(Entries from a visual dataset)

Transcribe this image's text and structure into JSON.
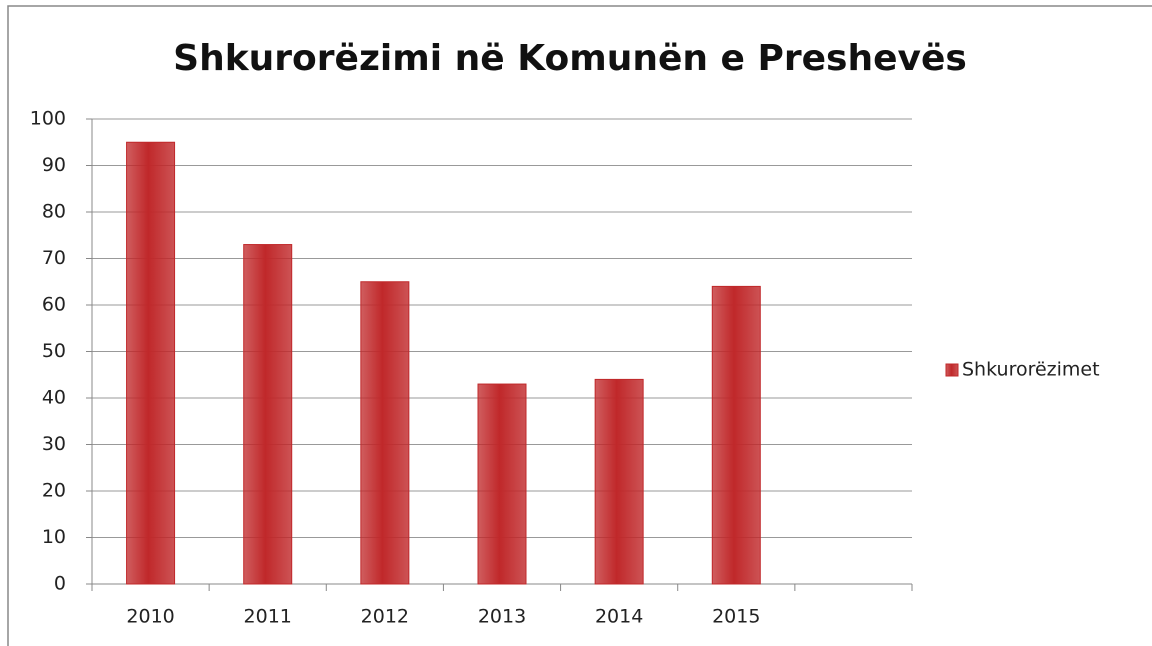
{
  "chart_data": {
    "type": "bar",
    "title": "Shkurorëzimi në Komunën e Preshevës",
    "categories": [
      "2010",
      "2011",
      "2012",
      "2013",
      "2014",
      "2015",
      null
    ],
    "series": [
      {
        "name": "Shkurorëzimet",
        "color": "#c0282a",
        "values": [
          95,
          73,
          65,
          43,
          44,
          64,
          null
        ]
      }
    ],
    "ylim": [
      0,
      100
    ],
    "yticks": [
      0,
      10,
      20,
      30,
      40,
      50,
      60,
      70,
      80,
      90,
      100
    ],
    "grid": true,
    "legend": "right"
  }
}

# TASK INSTRUCTIONS
Reproduce the records verbatim, omitting all images they contain.

# RESULT FOR THIS EXERCISE
Transcribe this image's text and structure into JSON.
{
  "chart_data": {
    "type": "bar",
    "title": "Shkurorëzimi në Komunën e Preshevës",
    "categories": [
      "2010",
      "2011",
      "2012",
      "2013",
      "2014",
      "2015",
      null
    ],
    "series": [
      {
        "name": "Shkurorëzimet",
        "color": "#c0282a",
        "values": [
          95,
          73,
          65,
          43,
          44,
          64,
          null
        ]
      }
    ],
    "ylim": [
      0,
      100
    ],
    "yticks": [
      0,
      10,
      20,
      30,
      40,
      50,
      60,
      70,
      80,
      90,
      100
    ],
    "grid": true,
    "legend": "right"
  }
}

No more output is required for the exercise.